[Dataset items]

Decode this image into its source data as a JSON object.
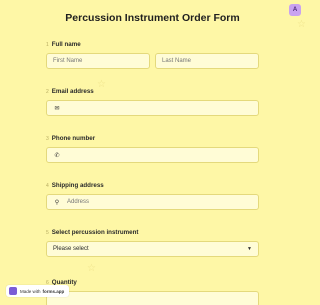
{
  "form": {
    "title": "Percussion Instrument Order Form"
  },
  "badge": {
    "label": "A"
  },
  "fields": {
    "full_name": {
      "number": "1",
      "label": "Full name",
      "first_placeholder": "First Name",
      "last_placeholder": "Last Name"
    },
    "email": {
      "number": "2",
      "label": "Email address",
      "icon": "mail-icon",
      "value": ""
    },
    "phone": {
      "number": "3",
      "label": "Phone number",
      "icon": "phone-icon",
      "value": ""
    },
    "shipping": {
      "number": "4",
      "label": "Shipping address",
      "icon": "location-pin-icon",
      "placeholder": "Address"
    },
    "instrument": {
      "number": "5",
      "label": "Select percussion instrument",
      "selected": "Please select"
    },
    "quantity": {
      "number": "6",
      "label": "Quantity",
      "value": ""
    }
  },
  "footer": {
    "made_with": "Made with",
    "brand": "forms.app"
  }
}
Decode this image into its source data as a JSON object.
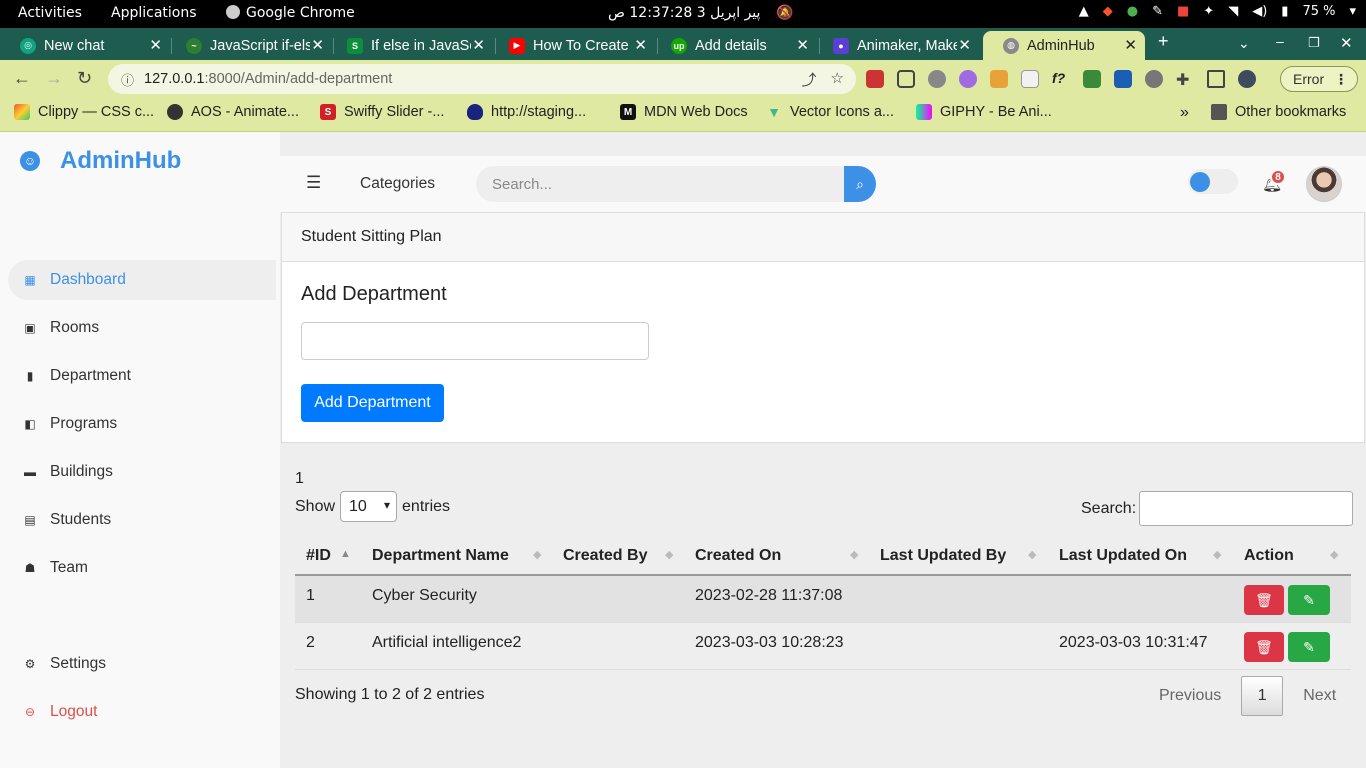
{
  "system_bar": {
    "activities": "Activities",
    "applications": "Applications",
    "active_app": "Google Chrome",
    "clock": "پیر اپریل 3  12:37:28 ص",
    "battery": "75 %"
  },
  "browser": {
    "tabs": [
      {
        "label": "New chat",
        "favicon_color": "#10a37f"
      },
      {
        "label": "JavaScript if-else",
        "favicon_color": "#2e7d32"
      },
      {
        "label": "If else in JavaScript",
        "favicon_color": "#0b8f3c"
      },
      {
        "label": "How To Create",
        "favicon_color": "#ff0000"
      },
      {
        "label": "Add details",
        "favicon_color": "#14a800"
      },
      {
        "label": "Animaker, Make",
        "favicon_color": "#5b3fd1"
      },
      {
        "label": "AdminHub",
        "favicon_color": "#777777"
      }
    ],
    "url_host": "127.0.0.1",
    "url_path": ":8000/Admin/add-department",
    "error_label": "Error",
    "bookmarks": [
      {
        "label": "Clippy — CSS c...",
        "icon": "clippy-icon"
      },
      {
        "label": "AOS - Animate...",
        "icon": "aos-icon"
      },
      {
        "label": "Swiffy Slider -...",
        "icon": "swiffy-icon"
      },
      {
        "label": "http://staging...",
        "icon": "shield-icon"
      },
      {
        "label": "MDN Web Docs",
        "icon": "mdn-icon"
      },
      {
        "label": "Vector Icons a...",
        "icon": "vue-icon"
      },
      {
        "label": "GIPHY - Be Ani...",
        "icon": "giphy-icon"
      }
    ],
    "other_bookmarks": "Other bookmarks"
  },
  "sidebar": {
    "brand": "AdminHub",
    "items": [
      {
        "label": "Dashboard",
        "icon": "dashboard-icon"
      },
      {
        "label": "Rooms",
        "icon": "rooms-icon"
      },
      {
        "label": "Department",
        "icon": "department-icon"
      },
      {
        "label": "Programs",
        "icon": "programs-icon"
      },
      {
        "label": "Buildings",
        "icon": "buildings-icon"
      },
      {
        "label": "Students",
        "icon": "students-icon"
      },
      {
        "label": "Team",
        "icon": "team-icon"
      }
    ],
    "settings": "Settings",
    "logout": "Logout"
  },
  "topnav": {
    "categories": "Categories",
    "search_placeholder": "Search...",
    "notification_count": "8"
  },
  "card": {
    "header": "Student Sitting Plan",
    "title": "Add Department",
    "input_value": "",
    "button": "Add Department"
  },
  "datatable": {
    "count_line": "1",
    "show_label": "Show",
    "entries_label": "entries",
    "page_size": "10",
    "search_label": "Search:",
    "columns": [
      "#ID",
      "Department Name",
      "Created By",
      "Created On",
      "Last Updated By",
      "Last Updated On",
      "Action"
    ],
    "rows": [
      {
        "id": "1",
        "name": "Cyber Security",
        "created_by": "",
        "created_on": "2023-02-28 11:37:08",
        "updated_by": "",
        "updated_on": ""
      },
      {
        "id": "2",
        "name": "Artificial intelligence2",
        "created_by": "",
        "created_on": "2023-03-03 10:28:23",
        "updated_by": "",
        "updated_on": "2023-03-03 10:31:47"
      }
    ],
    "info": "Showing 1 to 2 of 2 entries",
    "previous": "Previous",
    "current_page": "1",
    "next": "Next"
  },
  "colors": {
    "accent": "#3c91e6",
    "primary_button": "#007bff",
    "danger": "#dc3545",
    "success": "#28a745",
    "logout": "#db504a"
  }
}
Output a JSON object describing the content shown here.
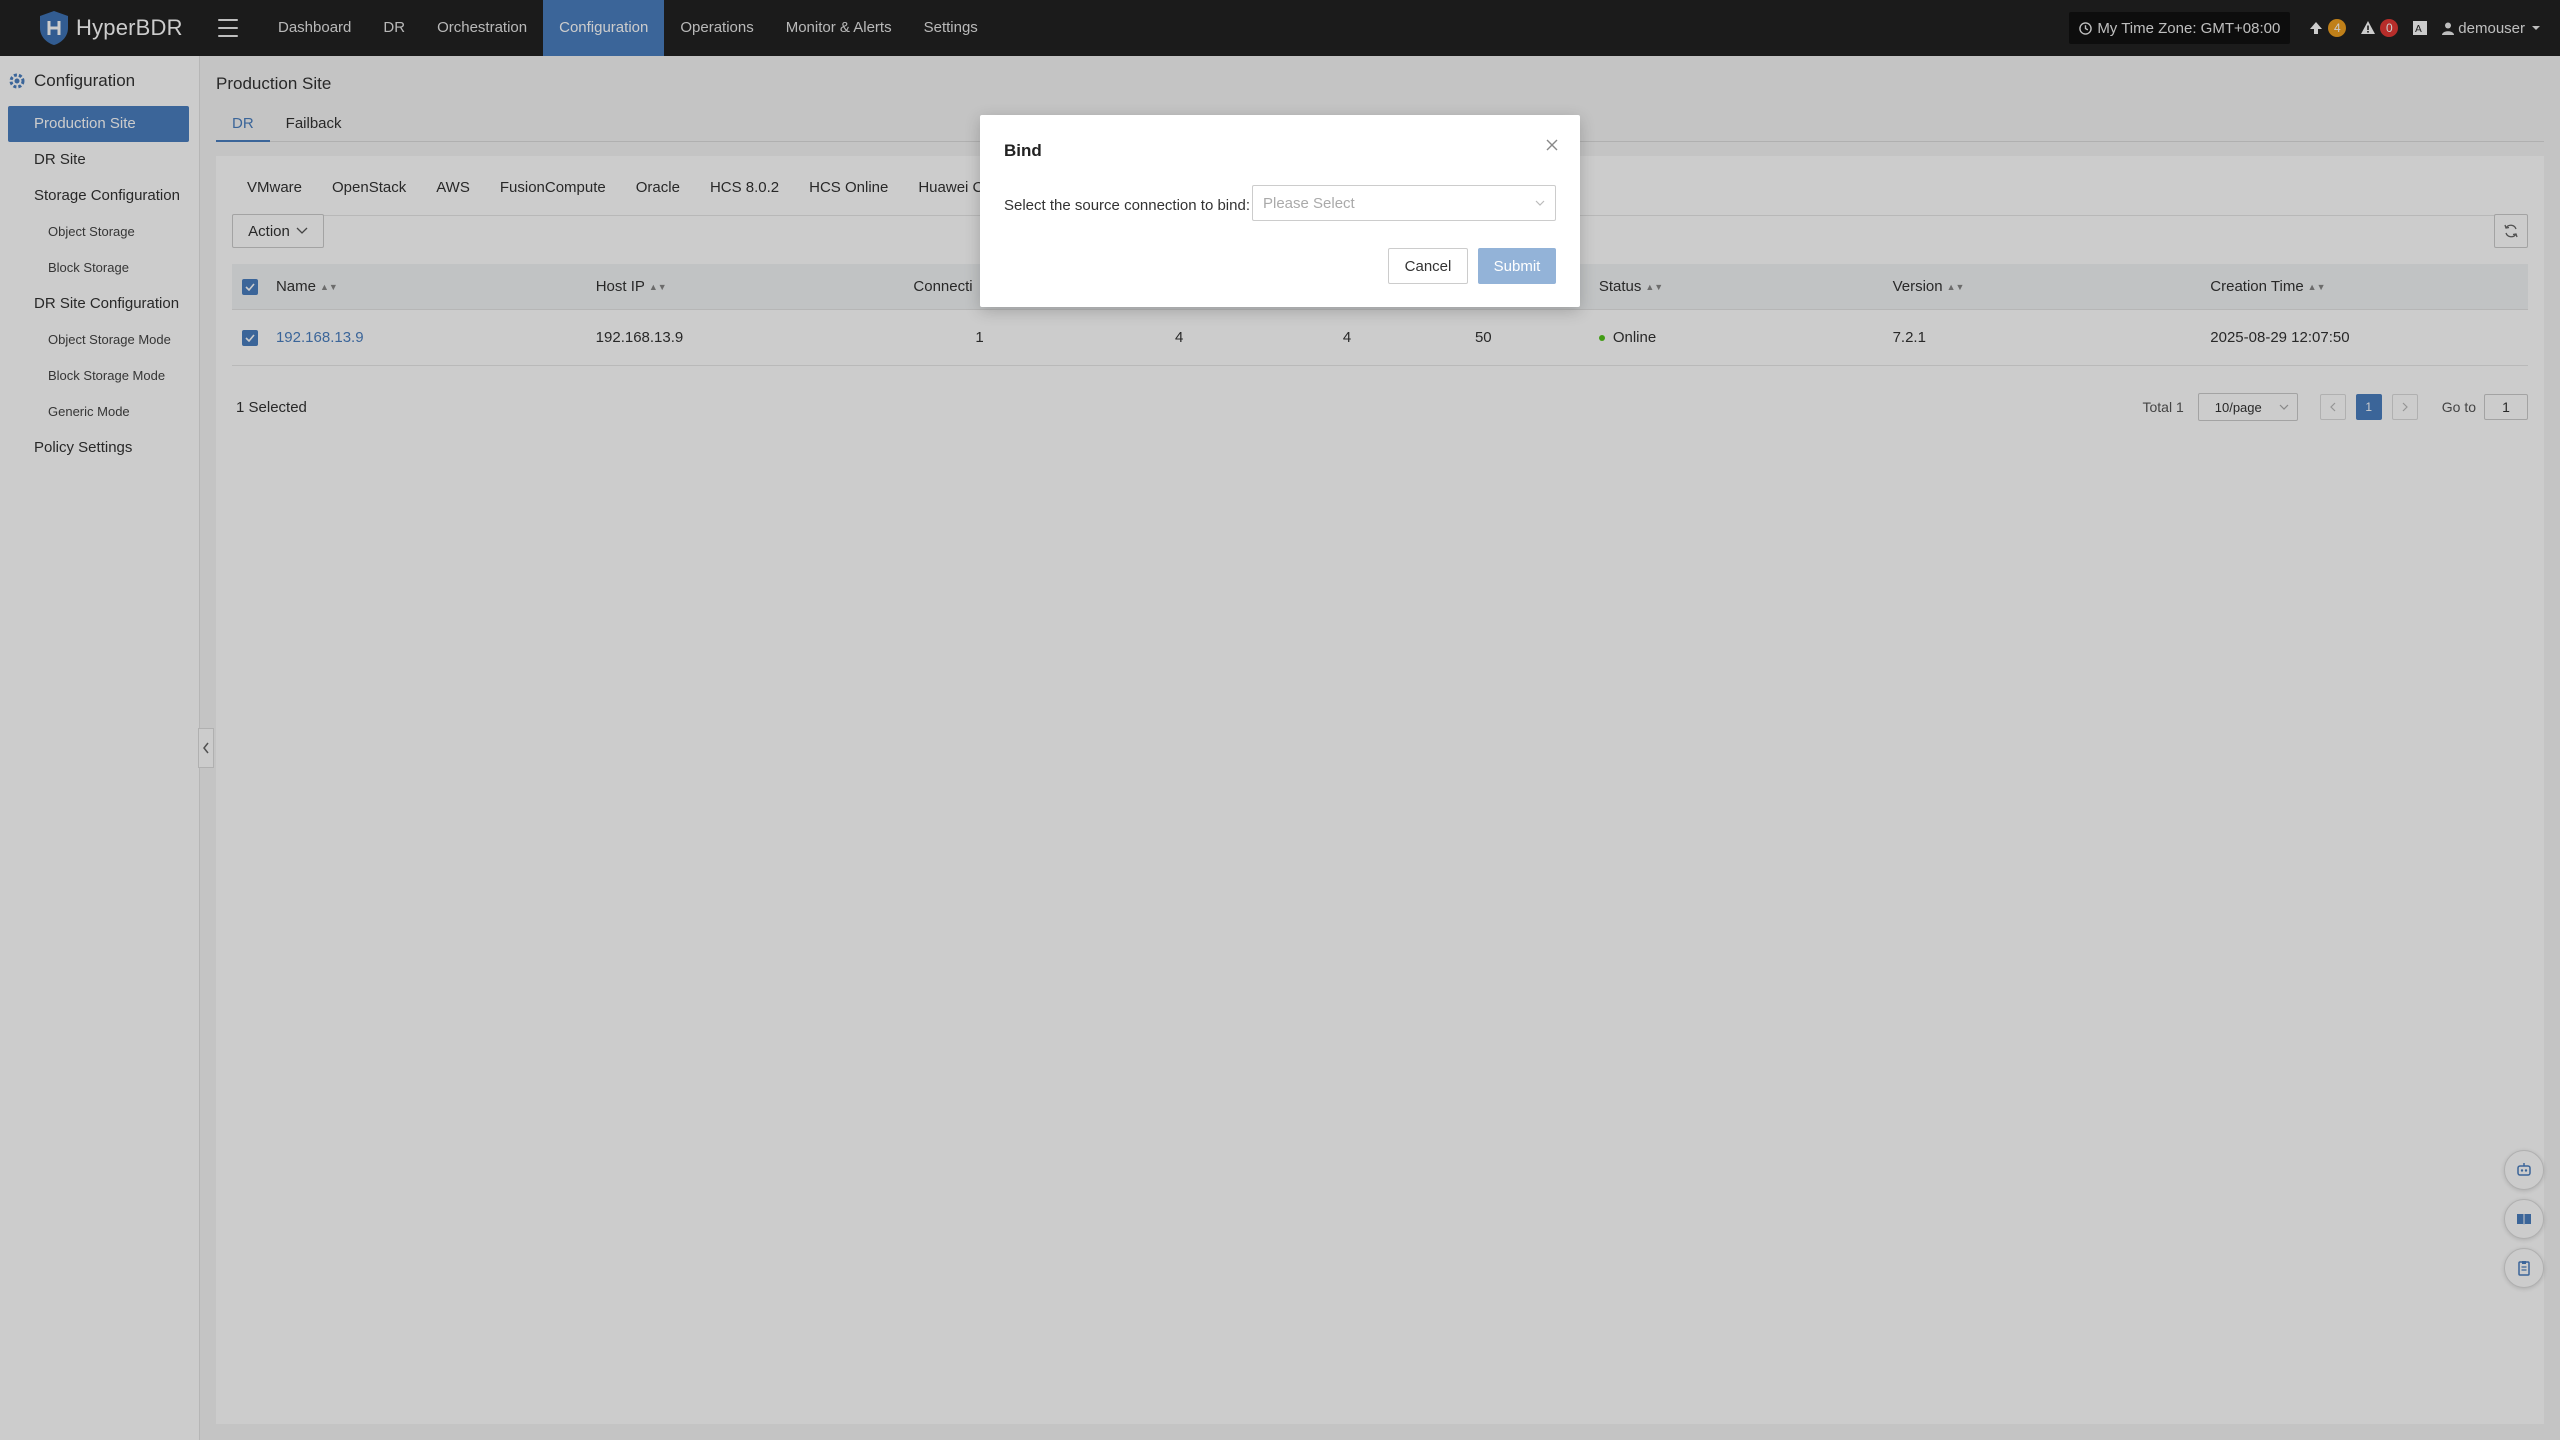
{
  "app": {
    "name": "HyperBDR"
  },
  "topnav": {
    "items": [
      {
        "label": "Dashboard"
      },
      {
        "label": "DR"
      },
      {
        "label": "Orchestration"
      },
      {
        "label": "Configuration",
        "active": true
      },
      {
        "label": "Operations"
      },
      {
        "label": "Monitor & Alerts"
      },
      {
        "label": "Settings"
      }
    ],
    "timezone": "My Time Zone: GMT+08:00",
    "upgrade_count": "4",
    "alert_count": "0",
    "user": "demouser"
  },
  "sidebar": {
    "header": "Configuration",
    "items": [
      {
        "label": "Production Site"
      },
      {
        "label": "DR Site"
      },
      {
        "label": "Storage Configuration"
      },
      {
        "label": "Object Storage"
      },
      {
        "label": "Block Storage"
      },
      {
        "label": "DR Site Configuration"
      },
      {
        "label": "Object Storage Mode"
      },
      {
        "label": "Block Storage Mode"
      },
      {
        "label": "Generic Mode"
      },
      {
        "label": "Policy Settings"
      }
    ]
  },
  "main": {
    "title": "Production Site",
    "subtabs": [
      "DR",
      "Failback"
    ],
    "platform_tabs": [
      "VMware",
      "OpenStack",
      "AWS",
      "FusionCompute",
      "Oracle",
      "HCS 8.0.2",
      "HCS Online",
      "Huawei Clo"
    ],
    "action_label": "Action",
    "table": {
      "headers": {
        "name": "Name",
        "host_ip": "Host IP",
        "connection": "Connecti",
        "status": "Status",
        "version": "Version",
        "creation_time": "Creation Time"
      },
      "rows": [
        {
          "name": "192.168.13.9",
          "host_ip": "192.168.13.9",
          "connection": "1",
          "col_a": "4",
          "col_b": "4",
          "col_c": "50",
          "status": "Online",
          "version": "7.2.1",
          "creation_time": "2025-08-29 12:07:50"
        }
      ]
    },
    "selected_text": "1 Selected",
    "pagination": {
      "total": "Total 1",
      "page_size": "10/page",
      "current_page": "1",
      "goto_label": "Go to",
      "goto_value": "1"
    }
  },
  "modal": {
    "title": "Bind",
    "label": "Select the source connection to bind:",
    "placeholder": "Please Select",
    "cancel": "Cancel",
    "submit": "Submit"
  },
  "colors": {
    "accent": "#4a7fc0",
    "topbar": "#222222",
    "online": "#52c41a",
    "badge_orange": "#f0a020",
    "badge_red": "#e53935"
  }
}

WHAT TO WORK ON:
Restate the entire listing word for word, excluding pictures.

WRITTEN ANSWER:
Decode this image into its source data as a JSON object.
{
  "form": {
    "title": "Percussion Instrument Order Form"
  },
  "badge": {
    "label": "A"
  },
  "fields": {
    "full_name": {
      "number": "1",
      "label": "Full name",
      "first_placeholder": "First Name",
      "last_placeholder": "Last Name"
    },
    "email": {
      "number": "2",
      "label": "Email address",
      "icon": "mail-icon",
      "value": ""
    },
    "phone": {
      "number": "3",
      "label": "Phone number",
      "icon": "phone-icon",
      "value": ""
    },
    "shipping": {
      "number": "4",
      "label": "Shipping address",
      "icon": "location-pin-icon",
      "placeholder": "Address"
    },
    "instrument": {
      "number": "5",
      "label": "Select percussion instrument",
      "selected": "Please select"
    },
    "quantity": {
      "number": "6",
      "label": "Quantity",
      "value": ""
    }
  },
  "footer": {
    "made_with": "Made with",
    "brand": "forms.app"
  }
}
Decode this image into its source data as a JSON object.
{
  "system_bar": {
    "activities": "Activities",
    "applications": "Applications",
    "active_app": "Google Chrome",
    "clock": "پیر اپریل 3  12:37:28 ص",
    "battery": "75 %"
  },
  "browser": {
    "tabs": [
      {
        "label": "New chat",
        "favicon_color": "#10a37f"
      },
      {
        "label": "JavaScript if-else",
        "favicon_color": "#2e7d32"
      },
      {
        "label": "If else in JavaScript",
        "favicon_color": "#0b8f3c"
      },
      {
        "label": "How To Create",
        "favicon_color": "#ff0000"
      },
      {
        "label": "Add details",
        "favicon_color": "#14a800"
      },
      {
        "label": "Animaker, Make",
        "favicon_color": "#5b3fd1"
      },
      {
        "label": "AdminHub",
        "favicon_color": "#777777"
      }
    ],
    "url_host": "127.0.0.1",
    "url_path": ":8000/Admin/add-department",
    "error_label": "Error",
    "bookmarks": [
      {
        "label": "Clippy — CSS c...",
        "icon": "clippy-icon"
      },
      {
        "label": "AOS - Animate...",
        "icon": "aos-icon"
      },
      {
        "label": "Swiffy Slider -...",
        "icon": "swiffy-icon"
      },
      {
        "label": "http://staging...",
        "icon": "shield-icon"
      },
      {
        "label": "MDN Web Docs",
        "icon": "mdn-icon"
      },
      {
        "label": "Vector Icons a...",
        "icon": "vue-icon"
      },
      {
        "label": "GIPHY - Be Ani...",
        "icon": "giphy-icon"
      }
    ],
    "other_bookmarks": "Other bookmarks"
  },
  "sidebar": {
    "brand": "AdminHub",
    "items": [
      {
        "label": "Dashboard",
        "icon": "dashboard-icon"
      },
      {
        "label": "Rooms",
        "icon": "rooms-icon"
      },
      {
        "label": "Department",
        "icon": "department-icon"
      },
      {
        "label": "Programs",
        "icon": "programs-icon"
      },
      {
        "label": "Buildings",
        "icon": "buildings-icon"
      },
      {
        "label": "Students",
        "icon": "students-icon"
      },
      {
        "label": "Team",
        "icon": "team-icon"
      }
    ],
    "settings": "Settings",
    "logout": "Logout"
  },
  "topnav": {
    "categories": "Categories",
    "search_placeholder": "Search...",
    "notification_count": "8"
  },
  "card": {
    "header": "Student Sitting Plan",
    "title": "Add Department",
    "input_value": "",
    "button": "Add Department"
  },
  "datatable": {
    "count_line": "1",
    "show_label": "Show",
    "entries_label": "entries",
    "page_size": "10",
    "search_label": "Search:",
    "columns": [
      "#ID",
      "Department Name",
      "Created By",
      "Created On",
      "Last Updated By",
      "Last Updated On",
      "Action"
    ],
    "rows": [
      {
        "id": "1",
        "name": "Cyber Security",
        "created_by": "",
        "created_on": "2023-02-28 11:37:08",
        "updated_by": "",
        "updated_on": ""
      },
      {
        "id": "2",
        "name": "Artificial intelligence2",
        "created_by": "",
        "created_on": "2023-03-03 10:28:23",
        "updated_by": "",
        "updated_on": "2023-03-03 10:31:47"
      }
    ],
    "info": "Showing 1 to 2 of 2 entries",
    "previous": "Previous",
    "current_page": "1",
    "next": "Next"
  },
  "colors": {
    "accent": "#3c91e6",
    "primary_button": "#007bff",
    "danger": "#dc3545",
    "success": "#28a745",
    "logout": "#db504a"
  }
}
Output a JSON object describing the content shown here.
{
  "app": {
    "name": "HyperBDR"
  },
  "topnav": {
    "items": [
      {
        "label": "Dashboard"
      },
      {
        "label": "DR"
      },
      {
        "label": "Orchestration"
      },
      {
        "label": "Configuration",
        "active": true
      },
      {
        "label": "Operations"
      },
      {
        "label": "Monitor & Alerts"
      },
      {
        "label": "Settings"
      }
    ],
    "timezone": "My Time Zone: GMT+08:00",
    "upgrade_count": "4",
    "alert_count": "0",
    "user": "demouser"
  },
  "sidebar": {
    "header": "Configuration",
    "items": [
      {
        "label": "Production Site"
      },
      {
        "label": "DR Site"
      },
      {
        "label": "Storage Configuration"
      },
      {
        "label": "Object Storage"
      },
      {
        "label": "Block Storage"
      },
      {
        "label": "DR Site Configuration"
      },
      {
        "label": "Object Storage Mode"
      },
      {
        "label": "Block Storage Mode"
      },
      {
        "label": "Generic Mode"
      },
      {
        "label": "Policy Settings"
      }
    ]
  },
  "main": {
    "title": "Production Site",
    "subtabs": [
      "DR",
      "Failback"
    ],
    "platform_tabs": [
      "VMware",
      "OpenStack",
      "AWS",
      "FusionCompute",
      "Oracle",
      "HCS 8.0.2",
      "HCS Online",
      "Huawei Clo"
    ],
    "action_label": "Action",
    "table": {
      "headers": {
        "name": "Name",
        "host_ip": "Host IP",
        "connection": "Connecti",
        "status": "Status",
        "version": "Version",
        "creation_time": "Creation Time"
      },
      "rows": [
        {
          "name": "192.168.13.9",
          "host_ip": "192.168.13.9",
          "connection": "1",
          "col_a": "4",
          "col_b": "4",
          "col_c": "50",
          "status": "Online",
          "version": "7.2.1",
          "creation_time": "2025-08-29 12:07:50"
        }
      ]
    },
    "selected_text": "1 Selected",
    "pagination": {
      "total": "Total 1",
      "page_size": "10/page",
      "current_page": "1",
      "goto_label": "Go to",
      "goto_value": "1"
    }
  },
  "modal": {
    "title": "Bind",
    "label": "Select the source connection to bind:",
    "placeholder": "Please Select",
    "cancel": "Cancel",
    "submit": "Submit"
  },
  "colors": {
    "accent": "#4a7fc0",
    "topbar": "#222222",
    "online": "#52c41a",
    "badge_orange": "#f0a020",
    "badge_red": "#e53935"
  }
}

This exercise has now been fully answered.